[Extracted records]

____

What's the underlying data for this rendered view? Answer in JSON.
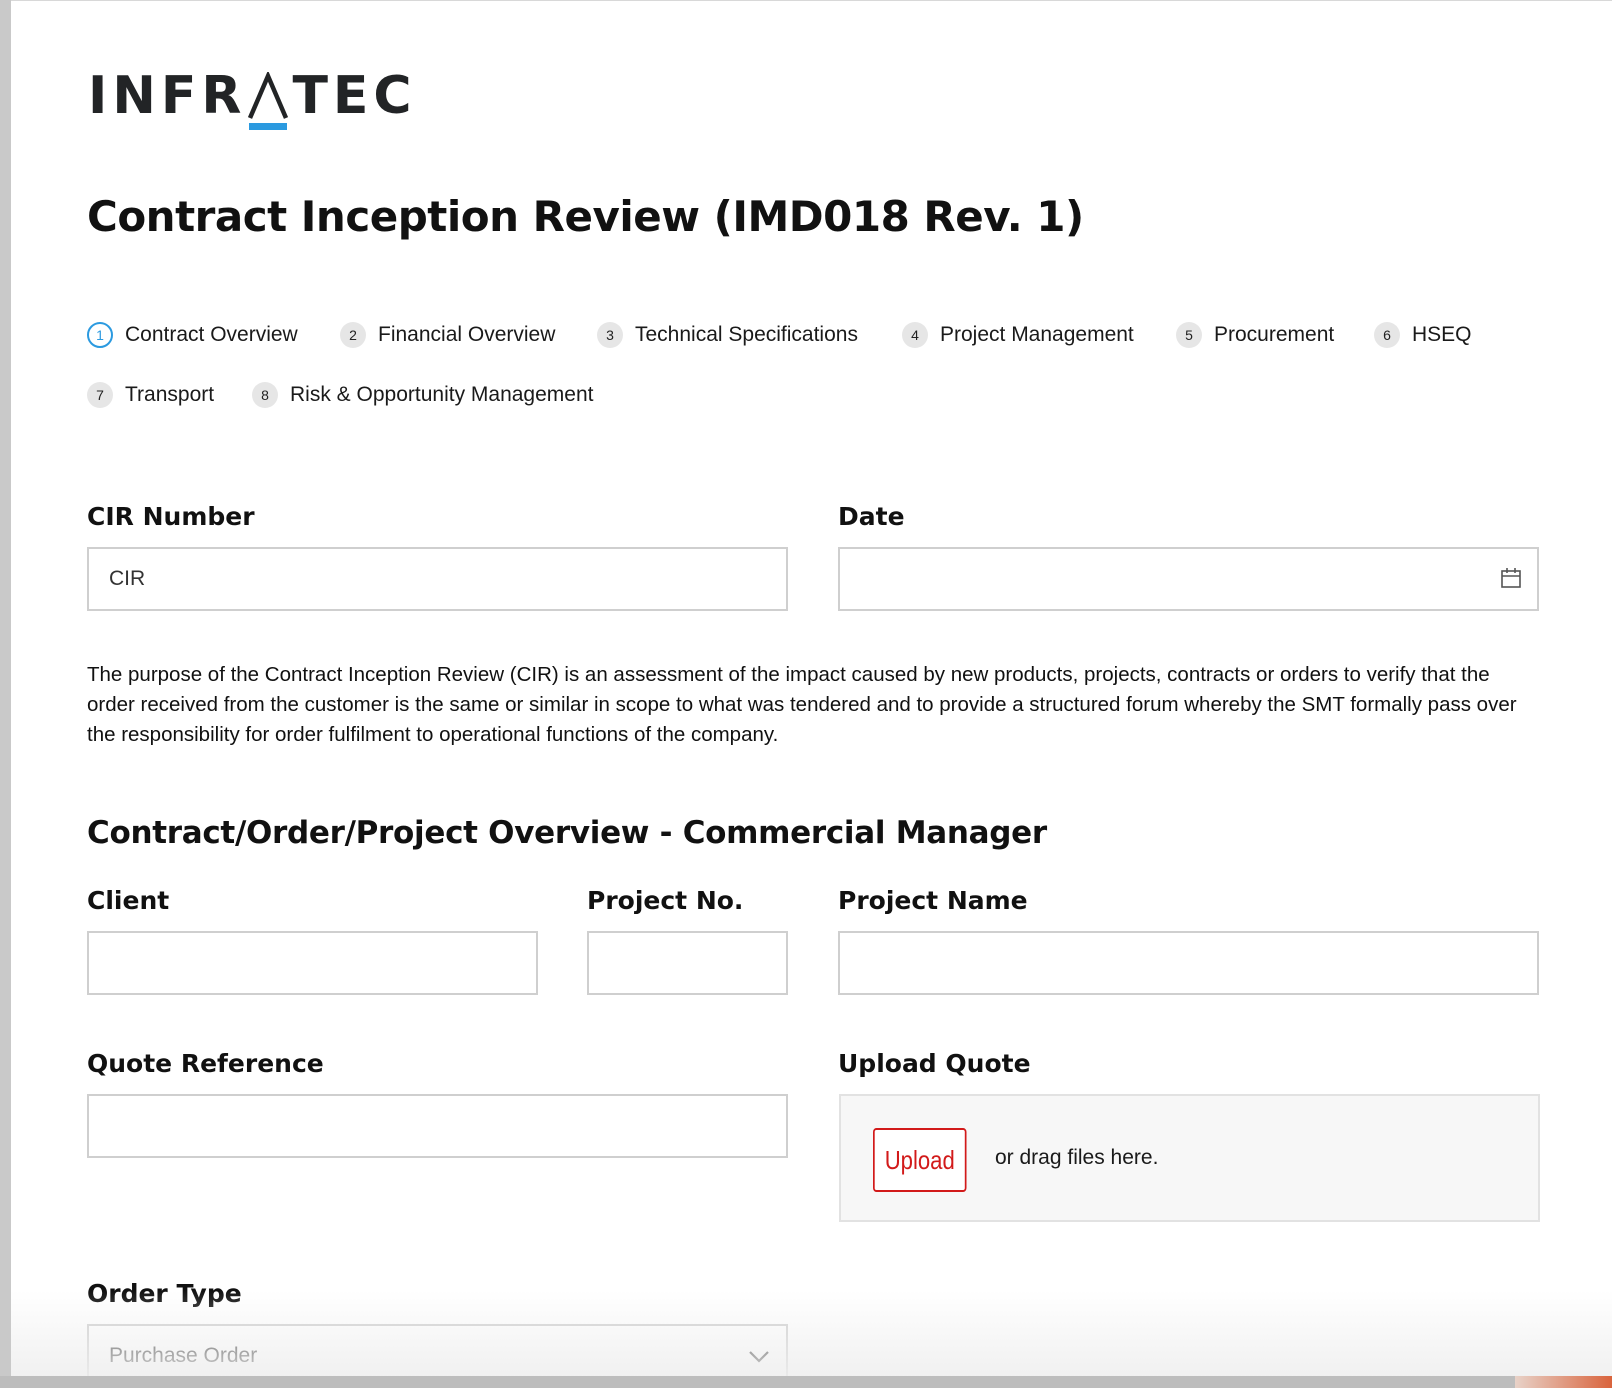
{
  "logo": {
    "text_left": "INFR",
    "text_right": "TEC",
    "mark_color": "#2b9ae0"
  },
  "page": {
    "title": "Contract Inception Review (IMD018 Rev. 1)"
  },
  "steps": [
    {
      "num": "1",
      "label": "Contract Overview",
      "active": true
    },
    {
      "num": "2",
      "label": "Financial Overview"
    },
    {
      "num": "3",
      "label": "Technical Specifications"
    },
    {
      "num": "4",
      "label": "Project Management"
    },
    {
      "num": "5",
      "label": "Procurement"
    },
    {
      "num": "6",
      "label": "HSEQ"
    },
    {
      "num": "7",
      "label": "Transport"
    },
    {
      "num": "8",
      "label": "Risk & Opportunity Management"
    }
  ],
  "fields": {
    "cir_number": {
      "label": "CIR Number",
      "value": "CIR"
    },
    "date": {
      "label": "Date",
      "value": "",
      "icon": "calendar-icon"
    },
    "client": {
      "label": "Client",
      "value": ""
    },
    "project_no": {
      "label": "Project No.",
      "value": ""
    },
    "project_name": {
      "label": "Project Name",
      "value": ""
    },
    "quote_reference": {
      "label": "Quote Reference",
      "value": ""
    },
    "upload_quote": {
      "label": "Upload Quote",
      "button": "Upload",
      "hint": "or drag files here."
    },
    "order_type": {
      "label": "Order Type",
      "value": "Purchase Order",
      "icon": "chevron-down-icon"
    }
  },
  "description": "The purpose of the Contract Inception Review (CIR) is an assessment of the impact caused by new products, projects, contracts or orders to verify that the order received from the customer is the same or similar in scope to what was tendered and to provide a structured forum whereby the SMT formally pass over the responsibility for order fulfilment to operational functions of the company.",
  "section": {
    "heading": "Contract/Order/Project Overview - Commercial Manager"
  },
  "colors": {
    "accent_blue": "#2b9ae0",
    "upload_red": "#d21a1a",
    "input_border": "#cfcfcf"
  }
}
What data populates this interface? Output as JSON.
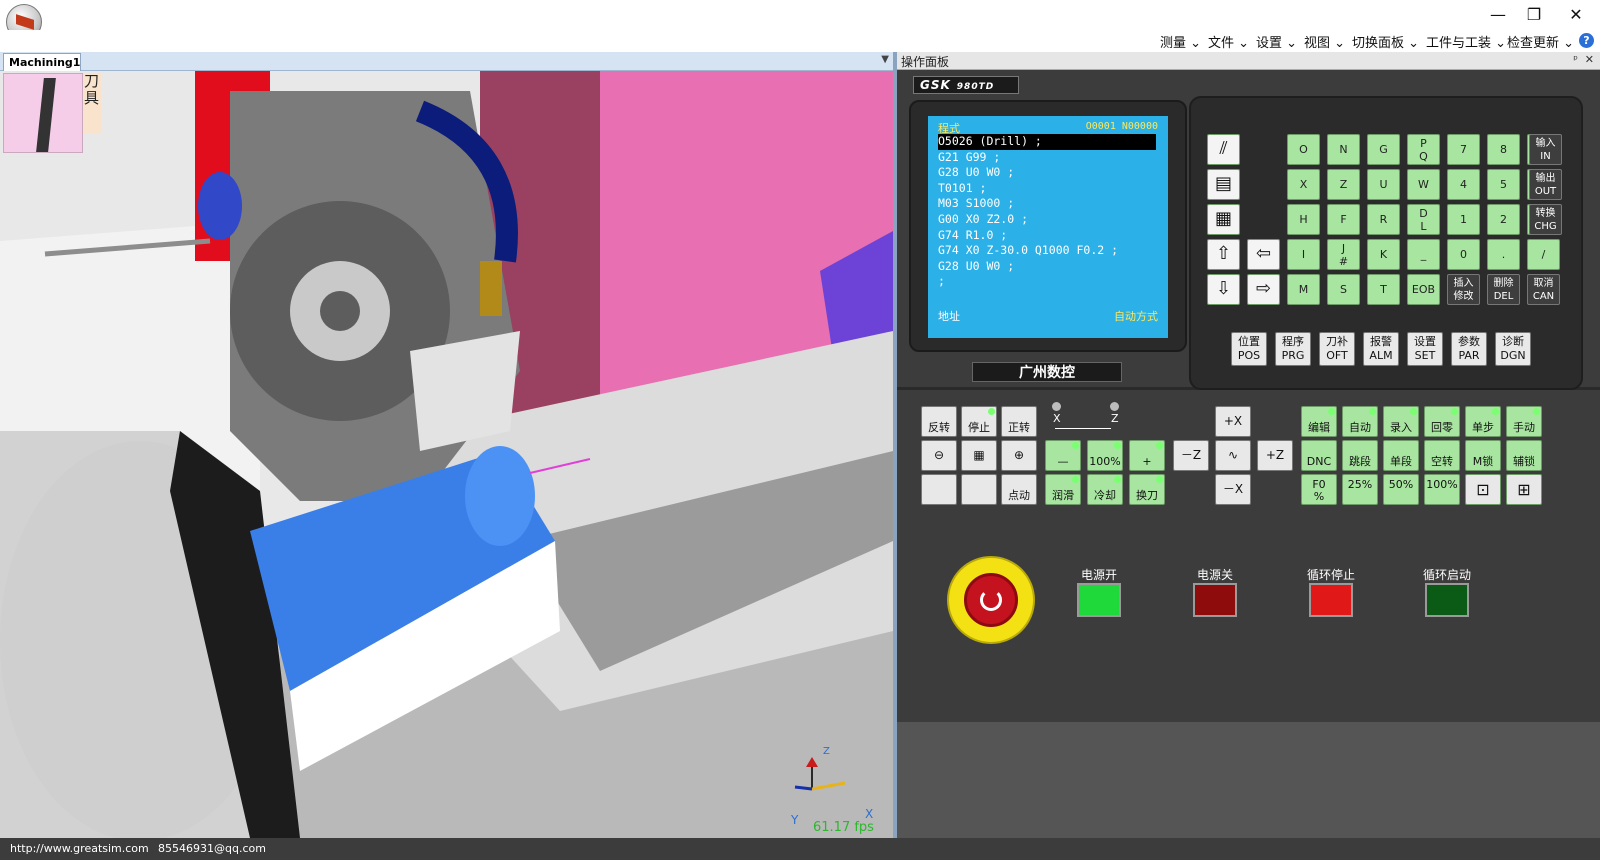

____

### OBJECTIVE
List each line of the entries that holds the string "JSON".

### FINAL RESULT
What's the underlying data for this rendered view? Answer in JSON.
What data populates this interface? Output as JSON.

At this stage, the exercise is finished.